__Data to process__:

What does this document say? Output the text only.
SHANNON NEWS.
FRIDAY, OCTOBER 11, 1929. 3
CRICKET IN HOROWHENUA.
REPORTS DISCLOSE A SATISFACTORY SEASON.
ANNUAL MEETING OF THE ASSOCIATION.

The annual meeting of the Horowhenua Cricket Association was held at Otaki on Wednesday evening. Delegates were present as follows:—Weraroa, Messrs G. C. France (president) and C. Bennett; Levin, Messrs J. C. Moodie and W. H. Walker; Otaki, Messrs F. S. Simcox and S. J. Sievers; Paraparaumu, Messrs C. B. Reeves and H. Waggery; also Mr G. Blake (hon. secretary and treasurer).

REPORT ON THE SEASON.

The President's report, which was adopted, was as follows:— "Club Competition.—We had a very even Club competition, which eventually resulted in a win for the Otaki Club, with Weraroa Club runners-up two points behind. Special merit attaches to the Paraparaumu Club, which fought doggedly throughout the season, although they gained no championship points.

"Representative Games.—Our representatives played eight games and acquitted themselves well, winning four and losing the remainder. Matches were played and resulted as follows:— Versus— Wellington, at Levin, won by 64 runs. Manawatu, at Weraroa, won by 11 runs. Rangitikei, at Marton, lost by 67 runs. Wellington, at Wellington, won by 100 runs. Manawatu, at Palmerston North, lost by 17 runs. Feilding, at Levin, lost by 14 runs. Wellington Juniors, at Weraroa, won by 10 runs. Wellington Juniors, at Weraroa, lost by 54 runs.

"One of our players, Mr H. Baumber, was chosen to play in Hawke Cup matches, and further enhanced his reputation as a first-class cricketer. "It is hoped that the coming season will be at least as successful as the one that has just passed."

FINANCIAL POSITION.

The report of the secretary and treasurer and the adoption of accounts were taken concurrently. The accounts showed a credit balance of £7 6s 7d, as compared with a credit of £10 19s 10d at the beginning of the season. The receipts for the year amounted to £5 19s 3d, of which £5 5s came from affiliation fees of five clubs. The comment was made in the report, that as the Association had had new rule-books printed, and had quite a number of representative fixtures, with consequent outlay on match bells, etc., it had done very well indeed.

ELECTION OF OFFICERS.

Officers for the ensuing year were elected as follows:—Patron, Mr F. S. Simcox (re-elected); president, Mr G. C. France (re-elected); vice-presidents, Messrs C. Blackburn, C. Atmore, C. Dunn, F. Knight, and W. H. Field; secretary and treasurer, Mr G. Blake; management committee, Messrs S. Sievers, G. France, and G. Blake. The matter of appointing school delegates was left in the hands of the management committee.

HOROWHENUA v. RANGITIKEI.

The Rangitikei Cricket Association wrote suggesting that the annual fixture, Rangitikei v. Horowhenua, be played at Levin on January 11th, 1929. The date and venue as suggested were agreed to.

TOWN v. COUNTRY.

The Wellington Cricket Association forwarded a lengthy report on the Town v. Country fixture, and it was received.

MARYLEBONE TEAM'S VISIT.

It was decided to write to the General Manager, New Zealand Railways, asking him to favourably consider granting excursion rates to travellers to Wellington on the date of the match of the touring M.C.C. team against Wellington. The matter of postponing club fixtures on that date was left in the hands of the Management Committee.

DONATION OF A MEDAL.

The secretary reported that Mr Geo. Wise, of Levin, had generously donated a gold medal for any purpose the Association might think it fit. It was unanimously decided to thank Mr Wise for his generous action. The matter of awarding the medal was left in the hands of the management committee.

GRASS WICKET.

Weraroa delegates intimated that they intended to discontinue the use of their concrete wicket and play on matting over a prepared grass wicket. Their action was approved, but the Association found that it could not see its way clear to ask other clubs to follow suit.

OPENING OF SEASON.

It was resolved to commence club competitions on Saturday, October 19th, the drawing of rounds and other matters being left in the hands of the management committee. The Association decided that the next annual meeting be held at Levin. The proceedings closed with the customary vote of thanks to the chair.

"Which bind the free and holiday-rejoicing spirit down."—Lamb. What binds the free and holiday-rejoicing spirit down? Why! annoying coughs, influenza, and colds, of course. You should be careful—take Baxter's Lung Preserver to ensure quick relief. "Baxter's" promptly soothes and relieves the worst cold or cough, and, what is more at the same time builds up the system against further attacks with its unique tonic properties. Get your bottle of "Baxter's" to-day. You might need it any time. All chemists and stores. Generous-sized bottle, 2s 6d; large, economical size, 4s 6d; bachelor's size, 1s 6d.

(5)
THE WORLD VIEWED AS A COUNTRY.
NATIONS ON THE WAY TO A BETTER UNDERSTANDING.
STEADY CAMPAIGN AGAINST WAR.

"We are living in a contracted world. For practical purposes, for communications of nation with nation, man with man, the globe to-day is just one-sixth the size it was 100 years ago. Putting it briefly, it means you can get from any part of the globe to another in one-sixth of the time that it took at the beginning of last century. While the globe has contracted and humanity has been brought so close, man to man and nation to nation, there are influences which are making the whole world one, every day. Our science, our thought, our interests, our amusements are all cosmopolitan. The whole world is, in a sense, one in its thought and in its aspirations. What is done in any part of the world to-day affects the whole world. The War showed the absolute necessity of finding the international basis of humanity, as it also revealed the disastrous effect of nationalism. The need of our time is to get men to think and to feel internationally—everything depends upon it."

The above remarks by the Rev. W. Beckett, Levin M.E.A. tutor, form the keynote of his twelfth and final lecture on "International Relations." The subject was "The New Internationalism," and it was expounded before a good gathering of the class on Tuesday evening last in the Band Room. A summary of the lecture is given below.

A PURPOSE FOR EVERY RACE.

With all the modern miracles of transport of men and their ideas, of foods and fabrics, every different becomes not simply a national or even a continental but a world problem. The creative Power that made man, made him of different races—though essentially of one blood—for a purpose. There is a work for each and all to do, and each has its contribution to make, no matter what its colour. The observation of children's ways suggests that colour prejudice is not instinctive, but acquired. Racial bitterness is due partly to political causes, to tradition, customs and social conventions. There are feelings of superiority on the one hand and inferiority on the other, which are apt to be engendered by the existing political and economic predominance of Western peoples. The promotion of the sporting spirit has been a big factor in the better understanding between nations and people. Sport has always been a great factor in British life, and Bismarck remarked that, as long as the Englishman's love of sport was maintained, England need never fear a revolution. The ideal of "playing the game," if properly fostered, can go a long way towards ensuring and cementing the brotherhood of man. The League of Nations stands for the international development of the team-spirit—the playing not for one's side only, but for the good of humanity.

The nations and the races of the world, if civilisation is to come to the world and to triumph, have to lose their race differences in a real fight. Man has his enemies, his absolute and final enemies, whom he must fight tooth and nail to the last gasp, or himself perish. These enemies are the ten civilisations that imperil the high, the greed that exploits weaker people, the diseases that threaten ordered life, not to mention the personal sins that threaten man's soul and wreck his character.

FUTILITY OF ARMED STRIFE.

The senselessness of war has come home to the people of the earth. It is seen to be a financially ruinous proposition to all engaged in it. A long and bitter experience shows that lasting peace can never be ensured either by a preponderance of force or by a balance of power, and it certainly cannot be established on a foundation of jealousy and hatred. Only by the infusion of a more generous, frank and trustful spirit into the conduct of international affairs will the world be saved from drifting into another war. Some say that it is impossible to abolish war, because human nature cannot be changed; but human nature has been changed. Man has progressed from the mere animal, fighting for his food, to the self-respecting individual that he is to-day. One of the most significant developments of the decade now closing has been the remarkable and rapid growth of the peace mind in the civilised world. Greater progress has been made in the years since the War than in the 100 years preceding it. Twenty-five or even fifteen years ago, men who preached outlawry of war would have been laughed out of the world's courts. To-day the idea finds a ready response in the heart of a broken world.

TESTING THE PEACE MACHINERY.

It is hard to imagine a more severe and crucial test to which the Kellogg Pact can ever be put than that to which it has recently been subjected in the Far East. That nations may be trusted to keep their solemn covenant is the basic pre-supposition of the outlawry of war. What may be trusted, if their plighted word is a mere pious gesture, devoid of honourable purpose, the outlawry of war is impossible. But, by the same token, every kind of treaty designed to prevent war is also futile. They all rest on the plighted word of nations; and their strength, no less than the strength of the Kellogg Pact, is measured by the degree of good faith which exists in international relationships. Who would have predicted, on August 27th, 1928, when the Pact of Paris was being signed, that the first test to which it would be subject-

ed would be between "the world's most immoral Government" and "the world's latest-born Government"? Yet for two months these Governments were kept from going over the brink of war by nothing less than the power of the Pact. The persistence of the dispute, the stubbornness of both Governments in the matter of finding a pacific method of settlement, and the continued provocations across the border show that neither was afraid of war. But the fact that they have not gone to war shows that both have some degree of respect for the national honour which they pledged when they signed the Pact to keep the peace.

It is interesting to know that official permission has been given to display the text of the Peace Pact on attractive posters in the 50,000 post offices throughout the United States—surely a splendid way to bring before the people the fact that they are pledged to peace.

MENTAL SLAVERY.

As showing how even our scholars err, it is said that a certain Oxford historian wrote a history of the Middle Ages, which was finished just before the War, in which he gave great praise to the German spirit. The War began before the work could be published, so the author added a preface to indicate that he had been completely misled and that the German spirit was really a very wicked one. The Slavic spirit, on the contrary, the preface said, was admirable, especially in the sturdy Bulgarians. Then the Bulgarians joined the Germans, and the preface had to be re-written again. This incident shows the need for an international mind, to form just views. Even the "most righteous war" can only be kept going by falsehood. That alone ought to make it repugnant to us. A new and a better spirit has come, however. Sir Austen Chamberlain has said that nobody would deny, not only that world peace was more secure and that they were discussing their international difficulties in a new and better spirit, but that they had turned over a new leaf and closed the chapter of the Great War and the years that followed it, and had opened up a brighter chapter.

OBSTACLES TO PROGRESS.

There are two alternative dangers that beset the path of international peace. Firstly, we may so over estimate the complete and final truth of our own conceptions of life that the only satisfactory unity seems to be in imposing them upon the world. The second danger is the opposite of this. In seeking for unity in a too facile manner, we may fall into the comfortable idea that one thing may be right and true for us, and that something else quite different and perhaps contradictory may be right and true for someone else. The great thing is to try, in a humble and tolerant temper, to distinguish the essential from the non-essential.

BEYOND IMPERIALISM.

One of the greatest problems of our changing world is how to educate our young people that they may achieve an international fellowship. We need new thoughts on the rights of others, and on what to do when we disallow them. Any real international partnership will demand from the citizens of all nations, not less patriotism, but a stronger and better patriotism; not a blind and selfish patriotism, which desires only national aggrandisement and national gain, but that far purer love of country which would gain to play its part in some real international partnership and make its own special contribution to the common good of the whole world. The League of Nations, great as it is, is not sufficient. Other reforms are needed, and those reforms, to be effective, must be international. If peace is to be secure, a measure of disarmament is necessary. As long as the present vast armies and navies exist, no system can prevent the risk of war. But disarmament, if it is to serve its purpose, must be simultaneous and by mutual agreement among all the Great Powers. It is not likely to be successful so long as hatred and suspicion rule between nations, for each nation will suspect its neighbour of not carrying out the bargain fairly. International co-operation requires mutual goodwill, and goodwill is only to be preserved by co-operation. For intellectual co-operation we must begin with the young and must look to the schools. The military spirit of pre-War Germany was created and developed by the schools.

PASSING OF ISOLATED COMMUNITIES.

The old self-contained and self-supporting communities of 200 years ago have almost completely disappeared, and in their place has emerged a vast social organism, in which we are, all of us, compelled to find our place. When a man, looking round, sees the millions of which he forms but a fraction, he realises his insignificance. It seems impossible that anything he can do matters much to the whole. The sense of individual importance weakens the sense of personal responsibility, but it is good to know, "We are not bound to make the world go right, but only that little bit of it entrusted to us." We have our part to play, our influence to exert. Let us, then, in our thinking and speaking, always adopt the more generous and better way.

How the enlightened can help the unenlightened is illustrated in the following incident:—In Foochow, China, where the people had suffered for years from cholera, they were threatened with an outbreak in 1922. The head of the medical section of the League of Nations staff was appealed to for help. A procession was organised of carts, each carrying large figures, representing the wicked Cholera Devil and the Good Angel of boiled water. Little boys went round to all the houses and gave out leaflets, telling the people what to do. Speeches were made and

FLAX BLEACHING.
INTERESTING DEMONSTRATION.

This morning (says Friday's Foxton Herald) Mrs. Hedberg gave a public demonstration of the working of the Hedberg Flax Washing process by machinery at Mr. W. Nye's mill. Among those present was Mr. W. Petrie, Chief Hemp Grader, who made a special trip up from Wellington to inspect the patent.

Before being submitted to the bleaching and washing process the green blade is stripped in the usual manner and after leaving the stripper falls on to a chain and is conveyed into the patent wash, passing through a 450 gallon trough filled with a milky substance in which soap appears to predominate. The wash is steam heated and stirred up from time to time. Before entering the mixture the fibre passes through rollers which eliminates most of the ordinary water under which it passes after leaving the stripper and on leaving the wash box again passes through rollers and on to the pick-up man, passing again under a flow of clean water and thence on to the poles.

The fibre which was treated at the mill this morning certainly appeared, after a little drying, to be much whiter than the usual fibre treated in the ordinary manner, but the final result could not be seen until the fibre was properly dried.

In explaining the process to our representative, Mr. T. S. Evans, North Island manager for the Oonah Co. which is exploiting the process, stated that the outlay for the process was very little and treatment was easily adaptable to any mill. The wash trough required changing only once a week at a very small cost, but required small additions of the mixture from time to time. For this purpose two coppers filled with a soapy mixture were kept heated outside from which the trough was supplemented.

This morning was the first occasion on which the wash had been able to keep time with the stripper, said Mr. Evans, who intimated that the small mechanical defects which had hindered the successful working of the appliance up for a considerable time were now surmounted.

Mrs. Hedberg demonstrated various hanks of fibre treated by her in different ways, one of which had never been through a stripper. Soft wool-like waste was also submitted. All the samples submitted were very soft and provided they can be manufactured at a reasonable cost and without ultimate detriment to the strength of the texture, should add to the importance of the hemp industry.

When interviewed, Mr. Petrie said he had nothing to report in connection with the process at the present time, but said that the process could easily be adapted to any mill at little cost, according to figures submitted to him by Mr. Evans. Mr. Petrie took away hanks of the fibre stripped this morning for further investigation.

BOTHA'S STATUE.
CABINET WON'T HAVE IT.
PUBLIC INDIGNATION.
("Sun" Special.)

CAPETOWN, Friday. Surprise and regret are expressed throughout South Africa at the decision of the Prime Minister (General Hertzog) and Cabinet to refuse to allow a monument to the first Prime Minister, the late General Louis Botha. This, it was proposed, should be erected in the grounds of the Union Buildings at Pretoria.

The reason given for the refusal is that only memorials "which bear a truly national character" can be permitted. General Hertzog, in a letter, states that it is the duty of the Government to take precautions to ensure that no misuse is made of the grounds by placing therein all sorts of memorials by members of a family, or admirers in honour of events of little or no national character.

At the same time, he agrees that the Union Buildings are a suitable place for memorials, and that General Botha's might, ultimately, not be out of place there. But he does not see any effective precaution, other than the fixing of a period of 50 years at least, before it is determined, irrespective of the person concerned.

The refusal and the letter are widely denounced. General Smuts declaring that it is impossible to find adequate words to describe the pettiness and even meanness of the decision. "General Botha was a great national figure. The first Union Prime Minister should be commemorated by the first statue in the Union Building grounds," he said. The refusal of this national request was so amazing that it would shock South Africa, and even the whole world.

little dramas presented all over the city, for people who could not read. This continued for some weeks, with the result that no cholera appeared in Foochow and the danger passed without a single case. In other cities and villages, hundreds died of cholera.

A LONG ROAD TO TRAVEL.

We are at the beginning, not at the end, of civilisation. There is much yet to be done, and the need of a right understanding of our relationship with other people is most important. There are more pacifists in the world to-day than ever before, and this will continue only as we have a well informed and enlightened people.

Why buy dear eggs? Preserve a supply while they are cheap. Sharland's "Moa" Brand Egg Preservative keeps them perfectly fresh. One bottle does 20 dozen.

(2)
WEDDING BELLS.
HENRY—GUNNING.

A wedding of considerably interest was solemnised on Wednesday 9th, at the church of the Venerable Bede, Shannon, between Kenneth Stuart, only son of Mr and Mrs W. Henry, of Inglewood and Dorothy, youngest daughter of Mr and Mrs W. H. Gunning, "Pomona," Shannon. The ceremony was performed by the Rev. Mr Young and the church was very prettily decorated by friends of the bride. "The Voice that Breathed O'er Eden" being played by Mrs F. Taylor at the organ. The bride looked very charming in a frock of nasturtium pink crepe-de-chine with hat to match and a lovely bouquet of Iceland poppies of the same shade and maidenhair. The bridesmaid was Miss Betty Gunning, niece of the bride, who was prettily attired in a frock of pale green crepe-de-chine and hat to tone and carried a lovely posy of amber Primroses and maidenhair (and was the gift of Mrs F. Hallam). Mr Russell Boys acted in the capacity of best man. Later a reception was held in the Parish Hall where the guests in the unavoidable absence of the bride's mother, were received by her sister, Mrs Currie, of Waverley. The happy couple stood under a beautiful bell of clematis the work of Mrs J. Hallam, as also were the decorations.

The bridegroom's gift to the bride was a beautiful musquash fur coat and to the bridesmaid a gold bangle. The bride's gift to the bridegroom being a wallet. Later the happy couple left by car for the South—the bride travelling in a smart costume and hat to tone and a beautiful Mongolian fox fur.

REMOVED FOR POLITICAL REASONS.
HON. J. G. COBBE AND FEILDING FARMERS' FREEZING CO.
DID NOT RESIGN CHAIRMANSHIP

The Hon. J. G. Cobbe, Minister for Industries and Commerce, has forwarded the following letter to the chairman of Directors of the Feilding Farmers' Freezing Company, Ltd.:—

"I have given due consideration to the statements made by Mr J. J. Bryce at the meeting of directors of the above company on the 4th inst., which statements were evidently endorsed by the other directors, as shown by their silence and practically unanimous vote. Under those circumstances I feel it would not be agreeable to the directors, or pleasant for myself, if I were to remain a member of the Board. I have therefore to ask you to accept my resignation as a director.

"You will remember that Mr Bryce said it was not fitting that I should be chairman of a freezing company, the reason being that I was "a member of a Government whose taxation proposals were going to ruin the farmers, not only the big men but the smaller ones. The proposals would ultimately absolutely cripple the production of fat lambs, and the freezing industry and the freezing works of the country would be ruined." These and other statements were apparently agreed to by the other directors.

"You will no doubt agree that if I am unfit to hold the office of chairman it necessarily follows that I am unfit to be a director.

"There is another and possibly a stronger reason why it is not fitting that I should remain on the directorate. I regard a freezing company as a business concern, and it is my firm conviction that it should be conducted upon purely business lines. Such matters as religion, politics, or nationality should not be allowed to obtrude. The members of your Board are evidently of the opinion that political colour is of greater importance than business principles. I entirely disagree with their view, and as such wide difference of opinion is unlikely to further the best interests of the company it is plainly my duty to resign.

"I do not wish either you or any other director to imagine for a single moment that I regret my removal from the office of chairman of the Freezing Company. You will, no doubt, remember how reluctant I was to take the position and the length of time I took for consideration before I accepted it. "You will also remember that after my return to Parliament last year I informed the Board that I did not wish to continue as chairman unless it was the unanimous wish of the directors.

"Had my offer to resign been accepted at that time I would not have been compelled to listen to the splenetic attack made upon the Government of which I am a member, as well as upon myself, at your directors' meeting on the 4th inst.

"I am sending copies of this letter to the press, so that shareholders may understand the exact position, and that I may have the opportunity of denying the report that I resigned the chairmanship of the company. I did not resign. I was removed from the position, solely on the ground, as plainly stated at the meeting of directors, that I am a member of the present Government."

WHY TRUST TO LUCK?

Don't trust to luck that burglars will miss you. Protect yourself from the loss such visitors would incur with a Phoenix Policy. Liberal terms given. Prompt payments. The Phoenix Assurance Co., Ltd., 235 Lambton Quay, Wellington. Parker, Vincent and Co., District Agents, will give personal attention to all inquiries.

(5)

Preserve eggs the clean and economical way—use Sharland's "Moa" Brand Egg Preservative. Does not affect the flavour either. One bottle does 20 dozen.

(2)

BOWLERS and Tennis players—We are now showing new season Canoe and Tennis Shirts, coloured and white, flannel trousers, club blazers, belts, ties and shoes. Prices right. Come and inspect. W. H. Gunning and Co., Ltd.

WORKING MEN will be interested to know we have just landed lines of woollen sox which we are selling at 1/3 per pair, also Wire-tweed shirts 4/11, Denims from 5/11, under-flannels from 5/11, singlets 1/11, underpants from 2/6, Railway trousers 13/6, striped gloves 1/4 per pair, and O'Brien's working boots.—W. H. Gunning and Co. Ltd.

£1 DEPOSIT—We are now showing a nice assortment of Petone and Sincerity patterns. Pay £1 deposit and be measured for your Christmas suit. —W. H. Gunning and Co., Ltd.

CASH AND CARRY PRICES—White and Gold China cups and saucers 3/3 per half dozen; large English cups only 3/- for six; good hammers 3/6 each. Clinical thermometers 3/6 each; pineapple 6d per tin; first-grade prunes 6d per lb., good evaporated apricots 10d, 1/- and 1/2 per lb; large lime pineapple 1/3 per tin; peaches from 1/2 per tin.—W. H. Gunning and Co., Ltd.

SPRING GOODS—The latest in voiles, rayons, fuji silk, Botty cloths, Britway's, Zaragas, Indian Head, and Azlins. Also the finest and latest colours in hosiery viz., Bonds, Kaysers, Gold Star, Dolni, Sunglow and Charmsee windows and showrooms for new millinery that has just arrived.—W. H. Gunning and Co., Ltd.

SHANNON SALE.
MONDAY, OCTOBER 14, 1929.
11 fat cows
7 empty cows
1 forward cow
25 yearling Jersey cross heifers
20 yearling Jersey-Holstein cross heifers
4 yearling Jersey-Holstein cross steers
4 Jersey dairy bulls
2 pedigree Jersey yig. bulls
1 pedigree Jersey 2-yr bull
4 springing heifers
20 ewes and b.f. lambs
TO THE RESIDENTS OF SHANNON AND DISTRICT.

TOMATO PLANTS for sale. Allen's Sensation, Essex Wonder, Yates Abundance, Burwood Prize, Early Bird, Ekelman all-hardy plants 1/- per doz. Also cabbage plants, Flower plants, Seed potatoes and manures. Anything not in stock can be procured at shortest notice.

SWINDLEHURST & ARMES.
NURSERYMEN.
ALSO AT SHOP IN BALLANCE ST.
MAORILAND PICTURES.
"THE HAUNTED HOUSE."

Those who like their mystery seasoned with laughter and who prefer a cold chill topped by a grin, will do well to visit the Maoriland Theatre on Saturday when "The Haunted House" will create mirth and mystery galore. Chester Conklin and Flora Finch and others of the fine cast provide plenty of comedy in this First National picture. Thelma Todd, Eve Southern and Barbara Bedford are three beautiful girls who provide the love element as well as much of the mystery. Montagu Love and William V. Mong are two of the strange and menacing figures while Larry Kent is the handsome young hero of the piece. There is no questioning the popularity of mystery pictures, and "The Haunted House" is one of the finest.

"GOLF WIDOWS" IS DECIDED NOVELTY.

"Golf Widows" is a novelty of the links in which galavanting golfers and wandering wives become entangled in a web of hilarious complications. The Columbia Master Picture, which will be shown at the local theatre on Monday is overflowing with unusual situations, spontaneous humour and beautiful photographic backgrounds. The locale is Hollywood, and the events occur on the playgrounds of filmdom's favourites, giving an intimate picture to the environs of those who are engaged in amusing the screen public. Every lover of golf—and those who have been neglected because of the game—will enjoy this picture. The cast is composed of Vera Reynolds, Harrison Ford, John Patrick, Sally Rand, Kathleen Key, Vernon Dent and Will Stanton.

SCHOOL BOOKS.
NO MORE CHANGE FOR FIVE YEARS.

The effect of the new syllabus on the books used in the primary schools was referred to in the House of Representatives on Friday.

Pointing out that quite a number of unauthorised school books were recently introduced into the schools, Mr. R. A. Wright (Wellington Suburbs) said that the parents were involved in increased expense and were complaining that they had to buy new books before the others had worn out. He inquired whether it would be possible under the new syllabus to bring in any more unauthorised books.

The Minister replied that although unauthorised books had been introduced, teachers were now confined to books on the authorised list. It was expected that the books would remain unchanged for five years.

__What is being asked__:
From the records, copy every line that has the string "Brand" in it.

__Completed exercise__:
Why buy dear eggs? Preserve a supply while they are cheap. Sharland's "Moa" Brand Egg Preservative keeps them perfectly fresh. One bottle does 20 dozen.
Preserve eggs the clean and economical way—use Sharland's "Moa" Brand Egg Preservative. Does not affect the flavour either. One bottle does 20 dozen.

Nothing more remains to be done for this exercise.